◆ DOCUMENT TEXT ◆
▼
Mitsotakis Says Greece’s Beleaguered Fire Brigade Will Get Help

ATHENS – After he said there were lapses in responding to a storm of wildfires across Greece – which will be investigated – Prime Minister Kyriakos Mitsotakis said embattled firefighters will get assistance with more water-dumping aircraft.

He made the announcement during a parliamentary debate over his New Democracy government's response that was ironically criticized by major opposition SYRIZA blamed for 102 deaths in July 23, 2018 wildfires.

Earlier in August, government officials said Greece has 74 firefighting aircraft – 42 planes and 32 helicopters – at its disposal but residents in some spots where the wildfires hit, especially the island of Evia, said they saw few or none helping.

Mitsotakis also announced plans to create a special unit made up of forestry experts and firefighters “that will be able to operate more effectively in forests,” adding that the responsibility for firefighting and prevention was passed on from the forest service to the fire service under the socialist PASOK government in 1998.
▲
◆ INSTRUCTIONS ◆
A. Using the article on Greece's wildfire response, answer these:
(i) How many planes and how many helicopters did officials say Greece had for firefighting?
(ii) On which island did residents say they saw few or no aircraft helping?
(iii) Which government moved firefighting and prevention duties from the forest service to the fire service, and in what year?
B. In the article on Greece's wildfire response, turn the paragraph beginning "Mitsotakis also announced plans" into a short bulleted list that keeps its main facts.
C. Extend the article on Greece's wildfire response by a few paragraphs, picking up after its final sentence.

[Data extracted from a collection]
▼
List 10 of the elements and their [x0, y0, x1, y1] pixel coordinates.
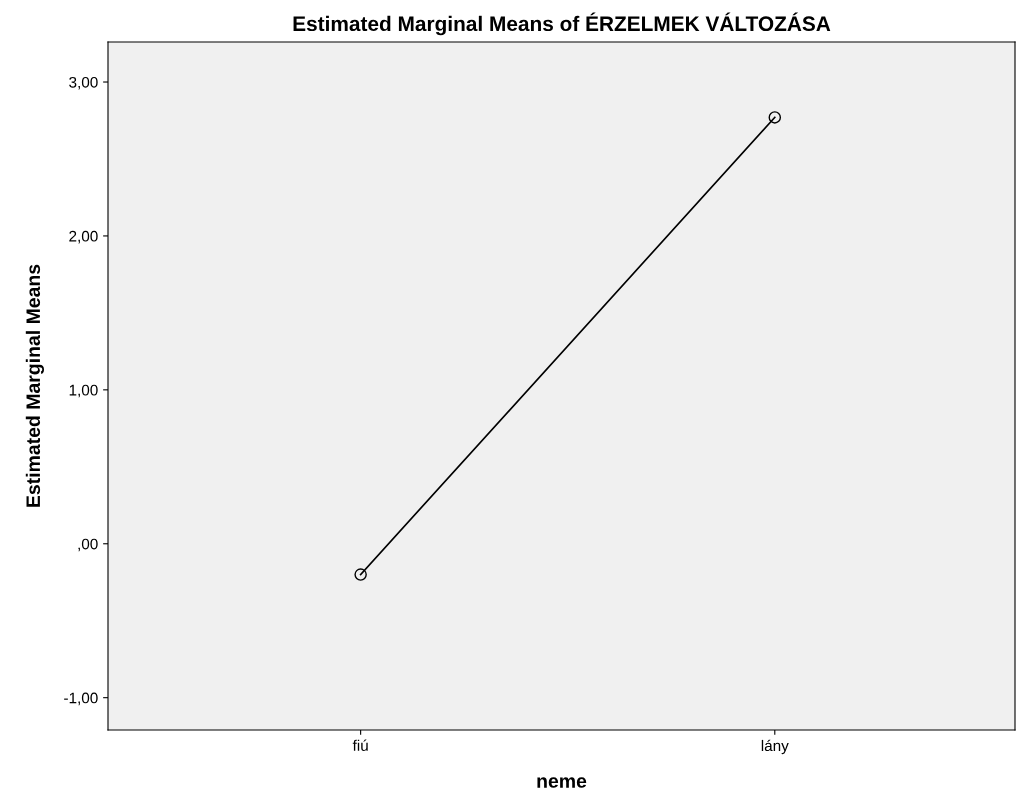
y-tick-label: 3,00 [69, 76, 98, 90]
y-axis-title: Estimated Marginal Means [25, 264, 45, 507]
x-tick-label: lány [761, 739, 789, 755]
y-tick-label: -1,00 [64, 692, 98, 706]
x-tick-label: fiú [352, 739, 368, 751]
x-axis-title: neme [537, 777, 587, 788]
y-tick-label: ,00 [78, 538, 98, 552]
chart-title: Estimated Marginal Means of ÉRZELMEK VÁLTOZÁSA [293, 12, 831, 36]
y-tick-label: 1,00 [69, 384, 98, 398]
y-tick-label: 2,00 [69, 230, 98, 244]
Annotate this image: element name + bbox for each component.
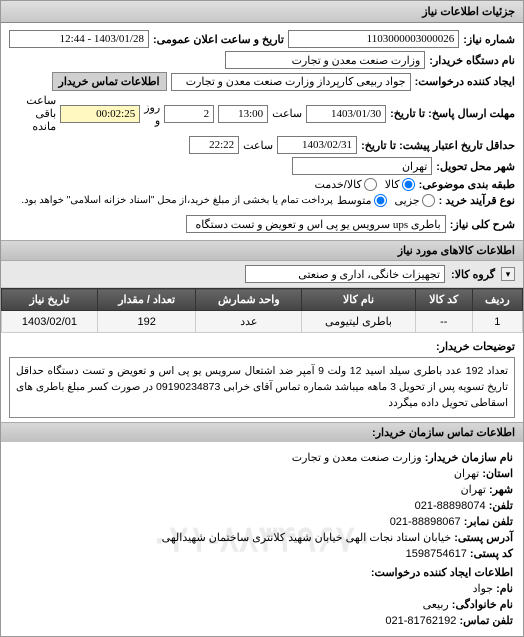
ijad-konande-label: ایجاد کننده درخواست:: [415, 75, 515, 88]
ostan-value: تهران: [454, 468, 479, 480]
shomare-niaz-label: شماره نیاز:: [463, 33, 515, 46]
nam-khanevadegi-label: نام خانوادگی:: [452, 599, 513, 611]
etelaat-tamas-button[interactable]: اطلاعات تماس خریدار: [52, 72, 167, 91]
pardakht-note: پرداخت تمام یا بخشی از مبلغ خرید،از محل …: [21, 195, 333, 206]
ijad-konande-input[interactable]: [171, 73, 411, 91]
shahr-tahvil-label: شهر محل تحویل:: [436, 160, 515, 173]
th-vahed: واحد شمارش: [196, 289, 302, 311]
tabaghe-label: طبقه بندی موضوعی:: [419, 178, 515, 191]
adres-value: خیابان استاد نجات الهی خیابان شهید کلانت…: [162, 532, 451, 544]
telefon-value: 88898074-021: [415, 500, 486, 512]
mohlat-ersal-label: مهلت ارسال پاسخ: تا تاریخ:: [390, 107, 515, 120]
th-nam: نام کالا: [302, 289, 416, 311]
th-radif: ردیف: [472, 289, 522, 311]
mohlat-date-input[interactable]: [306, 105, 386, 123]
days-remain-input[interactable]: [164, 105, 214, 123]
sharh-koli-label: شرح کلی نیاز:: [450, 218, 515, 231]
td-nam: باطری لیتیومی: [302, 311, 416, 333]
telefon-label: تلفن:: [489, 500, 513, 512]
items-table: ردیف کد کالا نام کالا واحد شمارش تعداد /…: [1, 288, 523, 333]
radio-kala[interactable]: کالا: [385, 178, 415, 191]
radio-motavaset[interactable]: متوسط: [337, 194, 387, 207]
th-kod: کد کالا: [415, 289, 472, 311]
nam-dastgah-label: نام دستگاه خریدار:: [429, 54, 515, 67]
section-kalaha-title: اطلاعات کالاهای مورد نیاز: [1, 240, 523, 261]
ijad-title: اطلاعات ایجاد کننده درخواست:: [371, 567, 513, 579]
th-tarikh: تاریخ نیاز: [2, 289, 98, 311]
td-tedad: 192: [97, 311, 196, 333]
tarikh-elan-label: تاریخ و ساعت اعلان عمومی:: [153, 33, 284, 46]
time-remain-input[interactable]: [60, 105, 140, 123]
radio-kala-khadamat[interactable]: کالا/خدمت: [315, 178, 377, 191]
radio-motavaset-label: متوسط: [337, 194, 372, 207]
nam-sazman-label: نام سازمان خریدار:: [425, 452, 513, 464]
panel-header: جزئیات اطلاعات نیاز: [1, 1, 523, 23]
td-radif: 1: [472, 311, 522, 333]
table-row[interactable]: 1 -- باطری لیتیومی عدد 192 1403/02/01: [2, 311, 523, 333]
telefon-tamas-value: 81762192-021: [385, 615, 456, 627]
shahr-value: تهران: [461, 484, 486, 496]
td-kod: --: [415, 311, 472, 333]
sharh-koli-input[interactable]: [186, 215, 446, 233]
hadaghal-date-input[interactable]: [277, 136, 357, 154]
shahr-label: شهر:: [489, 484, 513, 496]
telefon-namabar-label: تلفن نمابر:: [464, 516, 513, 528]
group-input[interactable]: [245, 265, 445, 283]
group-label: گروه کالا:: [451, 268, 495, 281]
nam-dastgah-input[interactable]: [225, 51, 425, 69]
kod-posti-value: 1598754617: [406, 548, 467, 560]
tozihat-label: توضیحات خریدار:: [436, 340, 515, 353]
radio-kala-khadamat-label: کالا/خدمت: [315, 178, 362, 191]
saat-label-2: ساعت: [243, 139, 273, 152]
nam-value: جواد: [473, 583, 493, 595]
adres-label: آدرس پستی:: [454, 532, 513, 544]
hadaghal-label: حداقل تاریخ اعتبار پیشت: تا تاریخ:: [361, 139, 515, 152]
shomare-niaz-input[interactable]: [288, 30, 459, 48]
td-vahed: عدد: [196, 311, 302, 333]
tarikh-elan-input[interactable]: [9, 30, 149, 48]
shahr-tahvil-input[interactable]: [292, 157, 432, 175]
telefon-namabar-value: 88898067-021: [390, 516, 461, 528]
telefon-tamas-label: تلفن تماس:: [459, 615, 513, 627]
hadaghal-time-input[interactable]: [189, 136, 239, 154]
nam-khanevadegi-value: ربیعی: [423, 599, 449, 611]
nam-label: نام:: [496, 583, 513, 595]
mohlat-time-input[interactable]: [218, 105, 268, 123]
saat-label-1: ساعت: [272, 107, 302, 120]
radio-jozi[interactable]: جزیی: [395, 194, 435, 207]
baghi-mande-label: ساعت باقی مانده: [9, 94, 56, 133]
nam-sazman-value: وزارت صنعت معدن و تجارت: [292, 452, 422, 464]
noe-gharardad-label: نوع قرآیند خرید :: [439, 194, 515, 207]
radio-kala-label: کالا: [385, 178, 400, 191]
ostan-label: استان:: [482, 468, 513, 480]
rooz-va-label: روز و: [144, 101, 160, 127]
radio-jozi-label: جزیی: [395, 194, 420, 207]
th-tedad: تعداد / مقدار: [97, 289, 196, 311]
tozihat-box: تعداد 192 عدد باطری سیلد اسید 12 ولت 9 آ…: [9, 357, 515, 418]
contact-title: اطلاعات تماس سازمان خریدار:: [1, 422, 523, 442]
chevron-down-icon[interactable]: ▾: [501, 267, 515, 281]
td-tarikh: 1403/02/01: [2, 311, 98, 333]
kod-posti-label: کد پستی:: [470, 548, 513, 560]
▲
◆ RESPONSES ◆
A.
(i) 42 planes and 32 helicopters
(ii) Evia
(iii) The socialist PASOK government, in 1998

B.
- Mitsotakis announced plans for a special unit of forestry experts and firefighters.
- The unit is meant to "be able to operate more effectively in forests."
- He noted that the socialist PASOK government shifted responsibility for firefighting and prevention from the forest service to the fire service in 1998.

C.
“It took many years for the fire service to adapt,” he said. Critics said transferring the duties has hindered fire prevention with forests uncleared and over unlawful dumping that, along with a brutal heat wave that turned woods into tinderboxes were the primary causes of fires.

While he acknowledged that mistakes were made, Mitsotakis largely defended the government’s performance in battling the wildfires, which he linked to severe heat, drought and other climate-related changes, said Kathimerini.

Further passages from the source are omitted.